TASK GOAL: Extract all of the entries and give them again, word for word.

RECORDS FOR THE TASK:
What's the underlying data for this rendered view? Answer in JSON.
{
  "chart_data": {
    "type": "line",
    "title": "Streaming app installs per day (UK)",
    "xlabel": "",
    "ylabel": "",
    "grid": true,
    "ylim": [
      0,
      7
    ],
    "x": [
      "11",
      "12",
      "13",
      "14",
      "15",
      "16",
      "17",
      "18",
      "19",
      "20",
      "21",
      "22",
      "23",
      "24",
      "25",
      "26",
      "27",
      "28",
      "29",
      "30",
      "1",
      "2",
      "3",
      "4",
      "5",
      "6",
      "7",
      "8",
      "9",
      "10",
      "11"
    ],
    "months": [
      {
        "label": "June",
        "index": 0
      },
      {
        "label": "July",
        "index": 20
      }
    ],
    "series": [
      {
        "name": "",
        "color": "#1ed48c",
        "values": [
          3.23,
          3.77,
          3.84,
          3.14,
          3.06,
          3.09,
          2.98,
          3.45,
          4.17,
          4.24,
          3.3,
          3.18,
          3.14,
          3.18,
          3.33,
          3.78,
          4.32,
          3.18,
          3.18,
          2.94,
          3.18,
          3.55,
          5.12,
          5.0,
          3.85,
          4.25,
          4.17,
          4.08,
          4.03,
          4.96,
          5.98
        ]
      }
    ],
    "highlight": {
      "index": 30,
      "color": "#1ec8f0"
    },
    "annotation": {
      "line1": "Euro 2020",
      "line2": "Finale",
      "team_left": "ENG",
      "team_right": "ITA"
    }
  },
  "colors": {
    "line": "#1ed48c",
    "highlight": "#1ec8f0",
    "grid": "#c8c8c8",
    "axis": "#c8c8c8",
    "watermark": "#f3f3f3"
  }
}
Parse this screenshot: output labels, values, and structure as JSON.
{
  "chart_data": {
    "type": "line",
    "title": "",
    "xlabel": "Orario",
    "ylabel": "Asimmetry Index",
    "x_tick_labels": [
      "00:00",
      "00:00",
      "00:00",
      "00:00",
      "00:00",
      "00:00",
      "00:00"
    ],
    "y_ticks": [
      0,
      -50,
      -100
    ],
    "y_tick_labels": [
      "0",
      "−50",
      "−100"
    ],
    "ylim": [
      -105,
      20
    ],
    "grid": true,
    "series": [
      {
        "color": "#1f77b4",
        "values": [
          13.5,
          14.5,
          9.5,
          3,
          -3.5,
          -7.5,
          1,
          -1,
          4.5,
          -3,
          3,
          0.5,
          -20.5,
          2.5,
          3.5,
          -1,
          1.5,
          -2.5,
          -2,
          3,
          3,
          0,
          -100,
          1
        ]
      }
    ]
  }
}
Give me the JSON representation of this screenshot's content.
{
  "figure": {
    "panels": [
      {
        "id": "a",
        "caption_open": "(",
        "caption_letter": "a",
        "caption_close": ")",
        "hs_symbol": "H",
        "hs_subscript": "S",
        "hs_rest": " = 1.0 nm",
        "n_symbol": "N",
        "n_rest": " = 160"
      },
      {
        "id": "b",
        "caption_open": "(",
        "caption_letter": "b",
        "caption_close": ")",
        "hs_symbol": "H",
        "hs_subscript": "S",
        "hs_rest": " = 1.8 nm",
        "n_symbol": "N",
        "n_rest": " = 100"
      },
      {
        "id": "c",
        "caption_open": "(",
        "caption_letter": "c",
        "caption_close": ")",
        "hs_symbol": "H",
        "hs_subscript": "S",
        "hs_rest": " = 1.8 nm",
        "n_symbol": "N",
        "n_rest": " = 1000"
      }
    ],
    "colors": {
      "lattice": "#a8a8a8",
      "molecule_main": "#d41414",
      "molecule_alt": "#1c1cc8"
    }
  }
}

SOLUTION FOR THIS PROBLEM:
What's the underlying data for this rendered view? Answer in JSON.
{
  "chart_data": {
    "type": "line",
    "title": "Streaming app installs per day (UK)",
    "xlabel": "",
    "ylabel": "",
    "grid": true,
    "ylim": [
      0,
      7
    ],
    "x": [
      "11",
      "12",
      "13",
      "14",
      "15",
      "16",
      "17",
      "18",
      "19",
      "20",
      "21",
      "22",
      "23",
      "24",
      "25",
      "26",
      "27",
      "28",
      "29",
      "30",
      "1",
      "2",
      "3",
      "4",
      "5",
      "6",
      "7",
      "8",
      "9",
      "10",
      "11"
    ],
    "months": [
      {
        "label": "June",
        "index": 0
      },
      {
        "label": "July",
        "index": 20
      }
    ],
    "series": [
      {
        "name": "",
        "color": "#1ed48c",
        "values": [
          3.23,
          3.77,
          3.84,
          3.14,
          3.06,
          3.09,
          2.98,
          3.45,
          4.17,
          4.24,
          3.3,
          3.18,
          3.14,
          3.18,
          3.33,
          3.78,
          4.32,
          3.18,
          3.18,
          2.94,
          3.18,
          3.55,
          5.12,
          5.0,
          3.85,
          4.25,
          4.17,
          4.08,
          4.03,
          4.96,
          5.98
        ]
      }
    ],
    "highlight": {
      "index": 30,
      "color": "#1ec8f0"
    },
    "annotation": {
      "line1": "Euro 2020",
      "line2": "Finale",
      "team_left": "ENG",
      "team_right": "ITA"
    }
  },
  "colors": {
    "line": "#1ed48c",
    "highlight": "#1ec8f0",
    "grid": "#c8c8c8",
    "axis": "#c8c8c8",
    "watermark": "#f3f3f3"
  }
}
Parse this screenshot: output labels, values, and structure as JSON.
{
  "chart_data": {
    "type": "line",
    "title": "",
    "xlabel": "Orario",
    "ylabel": "Asimmetry Index",
    "x_tick_labels": [
      "00:00",
      "00:00",
      "00:00",
      "00:00",
      "00:00",
      "00:00",
      "00:00"
    ],
    "y_ticks": [
      0,
      -50,
      -100
    ],
    "y_tick_labels": [
      "0",
      "−50",
      "−100"
    ],
    "ylim": [
      -105,
      20
    ],
    "grid": true,
    "series": [
      {
        "color": "#1f77b4",
        "values": [
          13.5,
          14.5,
          9.5,
          3,
          -3.5,
          -7.5,
          1,
          -1,
          4.5,
          -3,
          3,
          0.5,
          -20.5,
          2.5,
          3.5,
          -1,
          1.5,
          -2.5,
          -2,
          3,
          3,
          0,
          -100,
          1
        ]
      }
    ]
  }
}
Give me the JSON representation of this screenshot's content.
{
  "figure": {
    "panels": [
      {
        "id": "a",
        "caption_open": "(",
        "caption_letter": "a",
        "caption_close": ")",
        "hs_symbol": "H",
        "hs_subscript": "S",
        "hs_rest": " = 1.0 nm",
        "n_symbol": "N",
        "n_rest": " = 160"
      },
      {
        "id": "b",
        "caption_open": "(",
        "caption_letter": "b",
        "caption_close": ")",
        "hs_symbol": "H",
        "hs_subscript": "S",
        "hs_rest": " = 1.8 nm",
        "n_symbol": "N",
        "n_rest": " = 100"
      },
      {
        "id": "c",
        "caption_open": "(",
        "caption_letter": "c",
        "caption_close": ")",
        "hs_symbol": "H",
        "hs_subscript": "S",
        "hs_rest": " = 1.8 nm",
        "n_symbol": "N",
        "n_rest": " = 1000"
      }
    ],
    "colors": {
      "lattice": "#a8a8a8",
      "molecule_main": "#d41414",
      "molecule_alt": "#1c1cc8"
    }
  }
}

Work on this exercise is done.